▸ WHAT TO WORK ON
Reproduce each line that includes the word "Service".

▸ MATERIAL SHOWN
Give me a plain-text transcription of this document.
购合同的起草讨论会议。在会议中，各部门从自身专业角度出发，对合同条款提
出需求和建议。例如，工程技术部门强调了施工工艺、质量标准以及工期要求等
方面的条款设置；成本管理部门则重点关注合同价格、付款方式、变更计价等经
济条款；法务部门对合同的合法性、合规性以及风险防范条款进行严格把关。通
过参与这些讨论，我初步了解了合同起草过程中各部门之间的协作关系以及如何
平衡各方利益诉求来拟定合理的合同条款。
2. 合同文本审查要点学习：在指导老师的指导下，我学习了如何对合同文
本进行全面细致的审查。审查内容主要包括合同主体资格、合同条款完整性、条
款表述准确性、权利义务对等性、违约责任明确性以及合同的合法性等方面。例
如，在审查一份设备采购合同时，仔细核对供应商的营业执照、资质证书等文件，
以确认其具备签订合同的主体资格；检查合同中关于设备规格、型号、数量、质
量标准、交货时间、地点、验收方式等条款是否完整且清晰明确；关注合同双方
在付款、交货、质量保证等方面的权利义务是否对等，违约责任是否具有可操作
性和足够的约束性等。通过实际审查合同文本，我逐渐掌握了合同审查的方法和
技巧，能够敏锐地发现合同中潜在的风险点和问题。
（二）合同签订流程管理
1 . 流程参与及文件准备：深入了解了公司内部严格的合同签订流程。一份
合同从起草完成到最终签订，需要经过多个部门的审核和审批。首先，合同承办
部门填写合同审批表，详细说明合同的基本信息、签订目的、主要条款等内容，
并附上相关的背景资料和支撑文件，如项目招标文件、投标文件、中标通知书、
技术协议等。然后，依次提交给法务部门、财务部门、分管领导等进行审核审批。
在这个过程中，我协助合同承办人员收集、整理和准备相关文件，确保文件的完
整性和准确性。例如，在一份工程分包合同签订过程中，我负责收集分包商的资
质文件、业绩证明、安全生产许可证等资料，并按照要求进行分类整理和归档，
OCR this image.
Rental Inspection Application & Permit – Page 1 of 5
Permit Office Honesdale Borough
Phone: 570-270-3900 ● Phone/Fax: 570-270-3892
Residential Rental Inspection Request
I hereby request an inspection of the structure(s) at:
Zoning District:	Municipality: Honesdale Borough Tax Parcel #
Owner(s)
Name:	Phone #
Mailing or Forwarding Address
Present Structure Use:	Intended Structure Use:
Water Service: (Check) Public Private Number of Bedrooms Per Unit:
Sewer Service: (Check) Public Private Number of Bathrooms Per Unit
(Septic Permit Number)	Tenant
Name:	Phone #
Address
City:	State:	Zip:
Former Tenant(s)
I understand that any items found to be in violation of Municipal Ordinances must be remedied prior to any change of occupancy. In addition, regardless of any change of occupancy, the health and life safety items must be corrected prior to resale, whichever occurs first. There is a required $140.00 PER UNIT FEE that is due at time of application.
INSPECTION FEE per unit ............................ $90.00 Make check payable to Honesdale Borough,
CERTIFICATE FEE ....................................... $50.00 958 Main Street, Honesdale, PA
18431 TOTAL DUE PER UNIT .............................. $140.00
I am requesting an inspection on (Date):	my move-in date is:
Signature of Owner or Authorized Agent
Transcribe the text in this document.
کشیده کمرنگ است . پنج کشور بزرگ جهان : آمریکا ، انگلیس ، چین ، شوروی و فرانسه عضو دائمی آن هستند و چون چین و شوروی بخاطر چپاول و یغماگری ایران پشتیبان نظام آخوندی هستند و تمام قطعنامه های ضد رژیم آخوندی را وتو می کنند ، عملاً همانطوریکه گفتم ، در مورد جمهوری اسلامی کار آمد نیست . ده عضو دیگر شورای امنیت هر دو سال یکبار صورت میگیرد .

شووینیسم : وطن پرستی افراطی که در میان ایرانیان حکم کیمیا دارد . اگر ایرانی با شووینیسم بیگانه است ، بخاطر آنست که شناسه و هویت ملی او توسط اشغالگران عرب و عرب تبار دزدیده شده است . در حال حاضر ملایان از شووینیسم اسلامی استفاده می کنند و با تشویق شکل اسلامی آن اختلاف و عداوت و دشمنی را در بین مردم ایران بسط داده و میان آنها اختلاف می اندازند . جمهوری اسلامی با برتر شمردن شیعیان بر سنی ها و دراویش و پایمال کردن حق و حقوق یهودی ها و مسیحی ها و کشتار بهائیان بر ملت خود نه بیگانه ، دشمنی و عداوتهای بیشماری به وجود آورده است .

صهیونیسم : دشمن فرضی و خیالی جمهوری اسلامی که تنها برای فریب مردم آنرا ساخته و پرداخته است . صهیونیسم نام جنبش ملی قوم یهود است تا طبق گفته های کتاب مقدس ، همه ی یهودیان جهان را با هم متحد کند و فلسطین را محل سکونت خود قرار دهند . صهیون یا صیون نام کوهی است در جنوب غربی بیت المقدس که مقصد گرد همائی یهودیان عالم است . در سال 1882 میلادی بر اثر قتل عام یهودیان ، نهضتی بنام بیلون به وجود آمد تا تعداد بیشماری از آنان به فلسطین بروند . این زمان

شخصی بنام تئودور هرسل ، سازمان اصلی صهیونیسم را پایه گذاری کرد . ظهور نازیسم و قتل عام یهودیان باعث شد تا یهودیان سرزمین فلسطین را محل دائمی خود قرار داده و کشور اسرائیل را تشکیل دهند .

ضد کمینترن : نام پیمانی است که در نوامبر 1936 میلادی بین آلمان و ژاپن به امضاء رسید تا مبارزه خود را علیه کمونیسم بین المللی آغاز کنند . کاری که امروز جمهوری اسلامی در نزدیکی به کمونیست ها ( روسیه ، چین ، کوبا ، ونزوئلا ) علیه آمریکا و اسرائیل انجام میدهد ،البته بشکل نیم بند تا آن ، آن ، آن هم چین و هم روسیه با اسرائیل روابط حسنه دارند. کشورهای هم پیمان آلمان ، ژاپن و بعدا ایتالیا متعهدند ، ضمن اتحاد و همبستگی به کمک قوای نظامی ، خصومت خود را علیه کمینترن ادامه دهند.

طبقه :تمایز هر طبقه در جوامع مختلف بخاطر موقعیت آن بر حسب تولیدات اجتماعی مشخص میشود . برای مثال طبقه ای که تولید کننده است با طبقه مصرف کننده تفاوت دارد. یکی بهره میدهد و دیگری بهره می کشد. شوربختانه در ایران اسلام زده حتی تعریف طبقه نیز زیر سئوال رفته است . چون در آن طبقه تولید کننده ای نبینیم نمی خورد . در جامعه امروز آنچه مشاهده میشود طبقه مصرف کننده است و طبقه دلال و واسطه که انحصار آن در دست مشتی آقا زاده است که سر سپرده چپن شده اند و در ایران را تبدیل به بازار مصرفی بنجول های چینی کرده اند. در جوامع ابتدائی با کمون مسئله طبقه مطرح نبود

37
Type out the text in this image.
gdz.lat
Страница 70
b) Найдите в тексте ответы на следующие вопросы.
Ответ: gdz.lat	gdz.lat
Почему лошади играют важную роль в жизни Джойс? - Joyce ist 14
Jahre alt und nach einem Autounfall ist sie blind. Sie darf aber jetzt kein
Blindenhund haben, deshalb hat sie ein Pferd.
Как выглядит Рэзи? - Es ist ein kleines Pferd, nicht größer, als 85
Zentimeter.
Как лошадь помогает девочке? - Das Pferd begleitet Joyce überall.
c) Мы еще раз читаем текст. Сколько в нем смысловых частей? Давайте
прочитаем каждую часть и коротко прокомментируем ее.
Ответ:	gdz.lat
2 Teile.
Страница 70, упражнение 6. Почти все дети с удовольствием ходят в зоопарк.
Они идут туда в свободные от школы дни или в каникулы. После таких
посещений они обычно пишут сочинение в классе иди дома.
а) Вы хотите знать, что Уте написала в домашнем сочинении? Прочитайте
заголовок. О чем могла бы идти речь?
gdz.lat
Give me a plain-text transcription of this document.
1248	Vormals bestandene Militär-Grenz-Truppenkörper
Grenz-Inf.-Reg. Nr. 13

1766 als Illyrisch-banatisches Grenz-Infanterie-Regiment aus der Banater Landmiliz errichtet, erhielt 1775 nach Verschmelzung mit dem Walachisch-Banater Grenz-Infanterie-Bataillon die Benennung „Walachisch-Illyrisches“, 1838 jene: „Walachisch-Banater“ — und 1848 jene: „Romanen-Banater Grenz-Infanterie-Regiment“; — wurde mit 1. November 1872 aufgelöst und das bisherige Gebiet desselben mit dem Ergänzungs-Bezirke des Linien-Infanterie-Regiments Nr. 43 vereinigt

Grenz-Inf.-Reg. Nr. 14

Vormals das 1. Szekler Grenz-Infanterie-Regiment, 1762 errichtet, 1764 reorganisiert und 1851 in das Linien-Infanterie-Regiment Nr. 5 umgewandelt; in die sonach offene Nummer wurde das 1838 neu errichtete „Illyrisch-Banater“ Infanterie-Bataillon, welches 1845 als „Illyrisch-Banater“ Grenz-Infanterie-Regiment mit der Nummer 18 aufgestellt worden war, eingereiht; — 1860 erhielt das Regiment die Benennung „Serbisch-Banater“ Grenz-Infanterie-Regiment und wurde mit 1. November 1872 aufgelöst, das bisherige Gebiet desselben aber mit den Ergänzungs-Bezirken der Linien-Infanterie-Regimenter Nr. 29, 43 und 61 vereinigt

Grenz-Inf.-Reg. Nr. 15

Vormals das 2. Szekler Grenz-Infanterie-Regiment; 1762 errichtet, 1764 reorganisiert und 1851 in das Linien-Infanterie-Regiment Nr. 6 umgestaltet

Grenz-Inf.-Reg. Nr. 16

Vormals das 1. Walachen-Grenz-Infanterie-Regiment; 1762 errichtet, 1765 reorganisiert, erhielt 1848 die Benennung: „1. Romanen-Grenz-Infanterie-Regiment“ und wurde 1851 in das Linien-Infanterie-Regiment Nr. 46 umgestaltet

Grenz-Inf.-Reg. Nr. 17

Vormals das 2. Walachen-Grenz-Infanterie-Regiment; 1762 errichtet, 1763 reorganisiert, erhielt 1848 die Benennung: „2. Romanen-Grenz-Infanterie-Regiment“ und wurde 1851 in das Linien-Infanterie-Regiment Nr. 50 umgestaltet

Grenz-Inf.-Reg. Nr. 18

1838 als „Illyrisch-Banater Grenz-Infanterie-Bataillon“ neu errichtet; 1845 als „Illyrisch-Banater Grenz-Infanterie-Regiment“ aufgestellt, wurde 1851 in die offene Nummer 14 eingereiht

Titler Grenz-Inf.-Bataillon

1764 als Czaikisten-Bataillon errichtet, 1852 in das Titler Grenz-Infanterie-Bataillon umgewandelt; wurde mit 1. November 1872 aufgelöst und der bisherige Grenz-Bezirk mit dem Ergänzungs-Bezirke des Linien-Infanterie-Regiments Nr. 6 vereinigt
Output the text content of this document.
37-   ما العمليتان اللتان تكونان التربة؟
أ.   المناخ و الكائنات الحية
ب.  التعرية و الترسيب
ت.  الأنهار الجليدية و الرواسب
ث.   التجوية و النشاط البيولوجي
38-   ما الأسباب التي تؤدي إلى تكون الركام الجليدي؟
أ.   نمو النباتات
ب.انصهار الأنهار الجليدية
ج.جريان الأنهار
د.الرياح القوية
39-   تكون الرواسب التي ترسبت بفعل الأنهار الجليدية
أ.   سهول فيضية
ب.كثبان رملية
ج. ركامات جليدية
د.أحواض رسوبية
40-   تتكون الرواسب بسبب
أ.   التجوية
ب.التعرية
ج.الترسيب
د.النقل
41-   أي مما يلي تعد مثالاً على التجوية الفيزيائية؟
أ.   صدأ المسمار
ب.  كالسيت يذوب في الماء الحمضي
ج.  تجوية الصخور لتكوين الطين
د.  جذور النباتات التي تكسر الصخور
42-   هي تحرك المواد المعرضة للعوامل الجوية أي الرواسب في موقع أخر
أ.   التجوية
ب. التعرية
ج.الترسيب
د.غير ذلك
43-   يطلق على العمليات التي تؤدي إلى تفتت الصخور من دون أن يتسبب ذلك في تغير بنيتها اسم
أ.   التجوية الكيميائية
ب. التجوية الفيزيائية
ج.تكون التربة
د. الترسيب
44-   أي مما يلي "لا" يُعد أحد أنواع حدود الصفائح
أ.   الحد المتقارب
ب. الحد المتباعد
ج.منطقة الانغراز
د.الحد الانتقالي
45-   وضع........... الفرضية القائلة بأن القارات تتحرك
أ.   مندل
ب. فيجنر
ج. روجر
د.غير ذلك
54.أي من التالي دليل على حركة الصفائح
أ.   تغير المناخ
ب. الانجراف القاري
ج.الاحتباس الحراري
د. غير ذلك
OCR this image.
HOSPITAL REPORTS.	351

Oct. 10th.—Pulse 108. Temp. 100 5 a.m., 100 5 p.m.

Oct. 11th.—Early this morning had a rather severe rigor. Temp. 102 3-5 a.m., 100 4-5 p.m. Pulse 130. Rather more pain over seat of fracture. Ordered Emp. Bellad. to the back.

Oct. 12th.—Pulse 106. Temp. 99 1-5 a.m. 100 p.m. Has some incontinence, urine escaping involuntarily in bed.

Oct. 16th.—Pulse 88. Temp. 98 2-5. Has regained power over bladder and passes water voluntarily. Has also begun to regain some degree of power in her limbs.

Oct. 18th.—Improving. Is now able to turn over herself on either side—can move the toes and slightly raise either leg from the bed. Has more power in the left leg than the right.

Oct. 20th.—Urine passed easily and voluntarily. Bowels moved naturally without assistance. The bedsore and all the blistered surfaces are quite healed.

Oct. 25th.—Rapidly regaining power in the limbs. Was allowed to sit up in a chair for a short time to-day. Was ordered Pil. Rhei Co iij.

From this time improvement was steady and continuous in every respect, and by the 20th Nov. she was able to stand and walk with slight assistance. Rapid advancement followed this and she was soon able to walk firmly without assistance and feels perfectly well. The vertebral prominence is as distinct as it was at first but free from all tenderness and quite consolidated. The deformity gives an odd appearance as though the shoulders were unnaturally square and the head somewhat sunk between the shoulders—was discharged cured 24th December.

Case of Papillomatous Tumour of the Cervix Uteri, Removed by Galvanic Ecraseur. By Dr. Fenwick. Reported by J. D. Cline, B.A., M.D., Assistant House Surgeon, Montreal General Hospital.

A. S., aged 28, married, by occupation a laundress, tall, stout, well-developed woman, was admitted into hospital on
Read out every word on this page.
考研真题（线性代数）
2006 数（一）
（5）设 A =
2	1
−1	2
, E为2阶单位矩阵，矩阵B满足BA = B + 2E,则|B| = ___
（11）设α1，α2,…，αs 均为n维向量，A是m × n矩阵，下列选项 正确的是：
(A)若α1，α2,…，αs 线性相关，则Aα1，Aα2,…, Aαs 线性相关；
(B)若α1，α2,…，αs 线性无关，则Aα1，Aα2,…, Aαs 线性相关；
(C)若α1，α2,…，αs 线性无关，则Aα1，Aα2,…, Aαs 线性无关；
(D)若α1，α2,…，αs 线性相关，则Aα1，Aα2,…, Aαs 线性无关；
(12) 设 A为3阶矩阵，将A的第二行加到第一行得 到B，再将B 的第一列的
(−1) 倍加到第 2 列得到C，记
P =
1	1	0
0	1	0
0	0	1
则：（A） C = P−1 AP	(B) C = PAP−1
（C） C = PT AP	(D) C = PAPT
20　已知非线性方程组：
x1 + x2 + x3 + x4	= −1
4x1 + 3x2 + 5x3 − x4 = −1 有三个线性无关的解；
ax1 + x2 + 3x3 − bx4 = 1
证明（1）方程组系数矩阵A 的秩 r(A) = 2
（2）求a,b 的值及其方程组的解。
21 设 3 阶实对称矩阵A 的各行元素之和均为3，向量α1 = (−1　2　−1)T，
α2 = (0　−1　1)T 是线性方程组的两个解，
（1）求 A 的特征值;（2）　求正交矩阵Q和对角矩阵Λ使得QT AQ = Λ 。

▸ RESPONSE TO THIS TASK
Water Service: (Check) Public Private Number of Bedrooms Per Unit:
Sewer Service: (Check) Public Private Number of Bathrooms Per Unit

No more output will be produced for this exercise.